■ Task instructions: Copy out each line of the data that holds the word "ОТДЕЛ".

------

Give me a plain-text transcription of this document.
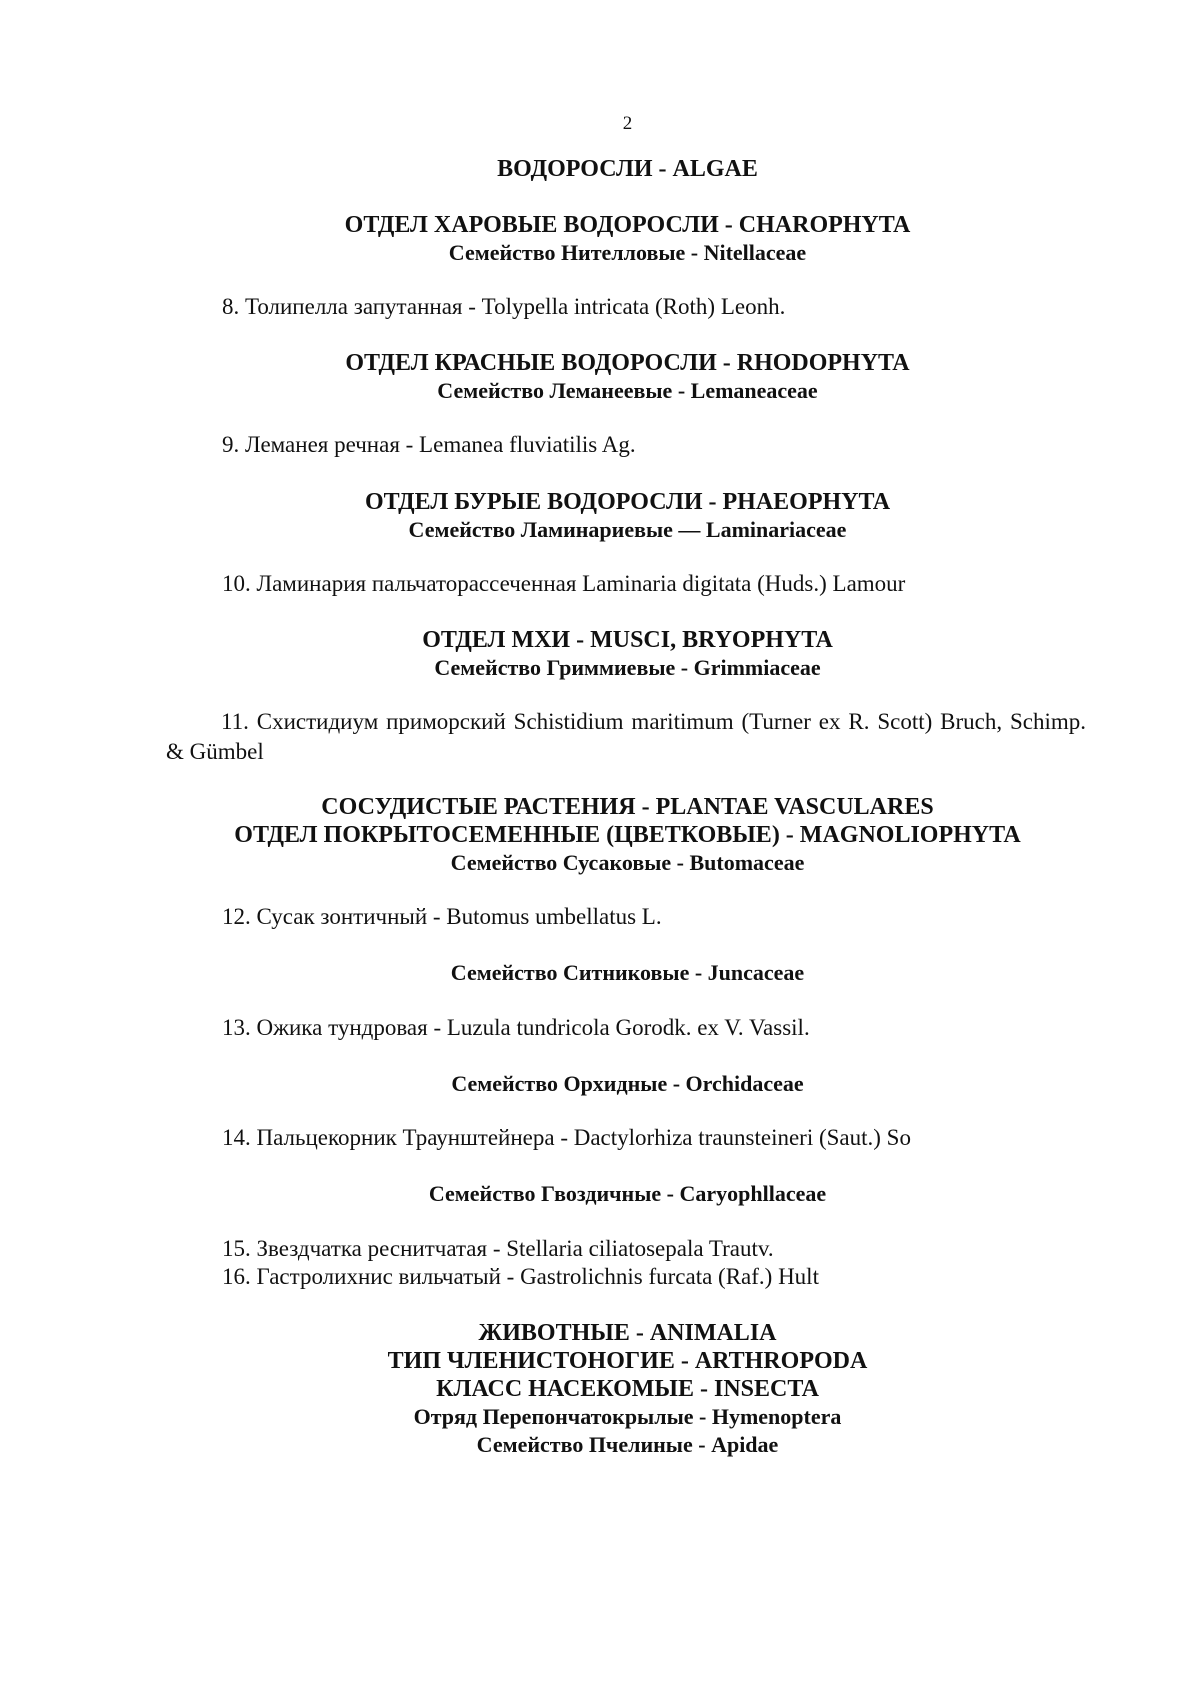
2
ВОДОРОСЛИ - ALGAE
ОТДЕЛ ХАРОВЫЕ ВОДОРОСЛИ - CHAROPHYTA
Семейство Нителловые - Nitellaceae
8. Толипелла запутанная - Tolypella intricata (Roth) Leonh.
ОТДЕЛ КРАСНЫЕ ВОДОРОСЛИ - RHODOPHYTA
Семейство Леманеевые - Lemaneaceae
9. Леманея речная - Lemanea fluviatilis Ag.
ОТДЕЛ БУРЫЕ ВОДОРОСЛИ - PHAEOPHYTA
Семейство Ламинариевые — Laminariaceae
10. Ламинария пальчаторассеченная Laminaria digitata (Huds.) Lamour
ОТДЕЛ МХИ - MUSCI, BRYOPHYTA
Семейство Гриммиевые - Grimmiaceae
11. Схистидиум приморский Schistidium maritimum (Turner ex R. Scott) Bruch, Schimp. & Gümbel
СОСУДИСТЫЕ РАСТЕНИЯ - PLANTAE VASCULARES
ОТДЕЛ ПОКРЫТОСЕМЕННЫЕ (ЦВЕТКОВЫЕ) - MAGNOLIOPHYTA
Семейство Сусаковые - Butomaceae
12. Сусак зонтичный - Butomus umbellatus L.
Семейство Ситниковые - Juncaceae
13. Ожика тундровая - Luzula tundricola Gorodk. ex V. Vassil.
Семейство Орхидные - Orchidaceae
14. Пальцекорник Траунштейнера - Dactylorhiza traunsteineri (Saut.) So
Семейство Гвоздичные - Caryophllaceae
15. Звездчатка реснитчатая - Stellaria ciliatosepala Trautv.
16. Гастролихнис вильчатый - Gastrolichnis furcata (Raf.) Hult
ЖИВОТНЫЕ - ANIMALIA
ТИП ЧЛЕНИСТОНОГИЕ - ARTHROPODA
КЛАСС НАСЕКОМЫЕ - INSECTA
Отряд Перепончатокрылые - Hymenoptera
Семейство Пчелиные - Apidae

------

■ Answer:
ОТДЕЛ ХАРОВЫЕ ВОДОРОСЛИ - CHAROPHYTA
ОТДЕЛ КРАСНЫЕ ВОДОРОСЛИ - RHODOPHYTA
ОТДЕЛ БУРЫЕ ВОДОРОСЛИ - PHAEOPHYTA
ОТДЕЛ МХИ - MUSCI, BRYOPHYTA
ОТДЕЛ ПОКРЫТОСЕМЕННЫЕ (ЦВЕТКОВЫЕ) - MAGNOLIOPHYTA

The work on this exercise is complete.